**Problem description:**
Count every line where "performance" occurs. Give the total alone.

[Extracted data entries]
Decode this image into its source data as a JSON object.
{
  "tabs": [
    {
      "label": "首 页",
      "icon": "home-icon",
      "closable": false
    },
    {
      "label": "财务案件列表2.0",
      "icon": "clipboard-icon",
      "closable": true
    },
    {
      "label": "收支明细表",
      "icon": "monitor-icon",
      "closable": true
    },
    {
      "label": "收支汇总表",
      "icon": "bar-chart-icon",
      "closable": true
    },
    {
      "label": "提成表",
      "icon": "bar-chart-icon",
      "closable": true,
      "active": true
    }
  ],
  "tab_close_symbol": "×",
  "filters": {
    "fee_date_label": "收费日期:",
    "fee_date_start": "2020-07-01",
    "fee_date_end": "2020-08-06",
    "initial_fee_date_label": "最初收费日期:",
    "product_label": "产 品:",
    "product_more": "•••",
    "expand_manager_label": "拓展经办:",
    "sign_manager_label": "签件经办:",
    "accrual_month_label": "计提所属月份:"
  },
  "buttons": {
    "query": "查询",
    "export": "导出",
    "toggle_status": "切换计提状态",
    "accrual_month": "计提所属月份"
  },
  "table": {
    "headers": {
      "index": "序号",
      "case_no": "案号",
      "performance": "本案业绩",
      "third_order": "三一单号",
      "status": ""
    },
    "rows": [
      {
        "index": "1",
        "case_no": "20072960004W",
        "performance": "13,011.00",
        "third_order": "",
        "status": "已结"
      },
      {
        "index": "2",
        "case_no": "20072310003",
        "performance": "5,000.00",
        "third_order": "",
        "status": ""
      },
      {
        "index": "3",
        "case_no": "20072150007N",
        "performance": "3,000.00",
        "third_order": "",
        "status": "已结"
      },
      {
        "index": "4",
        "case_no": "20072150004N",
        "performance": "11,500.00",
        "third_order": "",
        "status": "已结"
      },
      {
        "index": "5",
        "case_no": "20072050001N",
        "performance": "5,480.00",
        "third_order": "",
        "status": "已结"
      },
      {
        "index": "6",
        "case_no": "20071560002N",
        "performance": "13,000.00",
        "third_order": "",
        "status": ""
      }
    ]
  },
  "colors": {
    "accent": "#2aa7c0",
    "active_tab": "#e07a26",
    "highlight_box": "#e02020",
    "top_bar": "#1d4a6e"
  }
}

**The completed task:**
7